Material supplied:
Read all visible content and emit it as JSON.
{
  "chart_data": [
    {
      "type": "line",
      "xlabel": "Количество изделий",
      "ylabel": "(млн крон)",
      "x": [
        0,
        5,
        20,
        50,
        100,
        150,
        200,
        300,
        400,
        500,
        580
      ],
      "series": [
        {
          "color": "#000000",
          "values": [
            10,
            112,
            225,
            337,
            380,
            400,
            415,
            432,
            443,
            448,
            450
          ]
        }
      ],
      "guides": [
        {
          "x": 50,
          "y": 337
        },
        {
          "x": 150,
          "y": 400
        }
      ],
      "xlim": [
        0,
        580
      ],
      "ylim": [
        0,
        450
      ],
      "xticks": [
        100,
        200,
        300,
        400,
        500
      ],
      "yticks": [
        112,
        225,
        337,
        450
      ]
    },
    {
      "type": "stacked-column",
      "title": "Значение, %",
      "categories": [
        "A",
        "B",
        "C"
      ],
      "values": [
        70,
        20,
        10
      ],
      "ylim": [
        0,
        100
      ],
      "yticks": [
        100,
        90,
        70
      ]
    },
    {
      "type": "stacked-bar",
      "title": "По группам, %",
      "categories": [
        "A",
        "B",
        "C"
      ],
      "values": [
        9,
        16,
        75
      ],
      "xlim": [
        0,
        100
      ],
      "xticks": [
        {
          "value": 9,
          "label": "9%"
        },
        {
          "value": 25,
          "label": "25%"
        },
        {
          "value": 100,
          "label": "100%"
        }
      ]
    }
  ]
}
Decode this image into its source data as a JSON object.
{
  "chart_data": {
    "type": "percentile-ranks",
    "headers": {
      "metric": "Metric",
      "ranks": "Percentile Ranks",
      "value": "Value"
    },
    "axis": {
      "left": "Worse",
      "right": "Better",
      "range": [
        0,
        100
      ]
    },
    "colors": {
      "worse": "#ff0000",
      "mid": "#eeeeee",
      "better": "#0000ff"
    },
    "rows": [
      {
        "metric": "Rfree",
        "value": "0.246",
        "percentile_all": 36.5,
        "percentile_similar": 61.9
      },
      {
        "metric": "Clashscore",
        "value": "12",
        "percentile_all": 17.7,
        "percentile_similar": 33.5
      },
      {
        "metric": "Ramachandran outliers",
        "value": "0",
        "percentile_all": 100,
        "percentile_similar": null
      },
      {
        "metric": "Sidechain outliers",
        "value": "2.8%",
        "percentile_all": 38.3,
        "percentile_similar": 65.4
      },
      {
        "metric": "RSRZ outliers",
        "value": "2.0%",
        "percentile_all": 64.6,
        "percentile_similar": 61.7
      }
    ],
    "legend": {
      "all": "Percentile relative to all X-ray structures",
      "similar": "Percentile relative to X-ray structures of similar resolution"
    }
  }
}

Problem statement: Copy out every line of the data above, exactly as given.

Response to the task:
Read all visible content and emit it as JSON.
{
  "chart_data": [
    {
      "type": "line",
      "xlabel": "Количество изделий",
      "ylabel": "(млн крон)",
      "x": [
        0,
        5,
        20,
        50,
        100,
        150,
        200,
        300,
        400,
        500,
        580
      ],
      "series": [
        {
          "color": "#000000",
          "values": [
            10,
            112,
            225,
            337,
            380,
            400,
            415,
            432,
            443,
            448,
            450
          ]
        }
      ],
      "guides": [
        {
          "x": 50,
          "y": 337
        },
        {
          "x": 150,
          "y": 400
        }
      ],
      "xlim": [
        0,
        580
      ],
      "ylim": [
        0,
        450
      ],
      "xticks": [
        100,
        200,
        300,
        400,
        500
      ],
      "yticks": [
        112,
        225,
        337,
        450
      ]
    },
    {
      "type": "stacked-column",
      "title": "Значение, %",
      "categories": [
        "A",
        "B",
        "C"
      ],
      "values": [
        70,
        20,
        10
      ],
      "ylim": [
        0,
        100
      ],
      "yticks": [
        100,
        90,
        70
      ]
    },
    {
      "type": "stacked-bar",
      "title": "По группам, %",
      "categories": [
        "A",
        "B",
        "C"
      ],
      "values": [
        9,
        16,
        75
      ],
      "xlim": [
        0,
        100
      ],
      "xticks": [
        {
          "value": 9,
          "label": "9%"
        },
        {
          "value": 25,
          "label": "25%"
        },
        {
          "value": 100,
          "label": "100%"
        }
      ]
    }
  ]
}
Decode this image into its source data as a JSON object.
{
  "chart_data": {
    "type": "percentile-ranks",
    "headers": {
      "metric": "Metric",
      "ranks": "Percentile Ranks",
      "value": "Value"
    },
    "axis": {
      "left": "Worse",
      "right": "Better",
      "range": [
        0,
        100
      ]
    },
    "colors": {
      "worse": "#ff0000",
      "mid": "#eeeeee",
      "better": "#0000ff"
    },
    "rows": [
      {
        "metric": "Rfree",
        "value": "0.246",
        "percentile_all": 36.5,
        "percentile_similar": 61.9
      },
      {
        "metric": "Clashscore",
        "value": "12",
        "percentile_all": 17.7,
        "percentile_similar": 33.5
      },
      {
        "metric": "Ramachandran outliers",
        "value": "0",
        "percentile_all": 100,
        "percentile_similar": null
      },
      {
        "metric": "Sidechain outliers",
        "value": "2.8%",
        "percentile_all": 38.3,
        "percentile_similar": 65.4
      },
      {
        "metric": "RSRZ outliers",
        "value": "2.0%",
        "percentile_all": 64.6,
        "percentile_similar": 61.7
      }
    ],
    "legend": {
      "all": "Percentile relative to all X-ray structures",
      "similar": "Percentile relative to X-ray structures of similar resolution"
    }
  }
}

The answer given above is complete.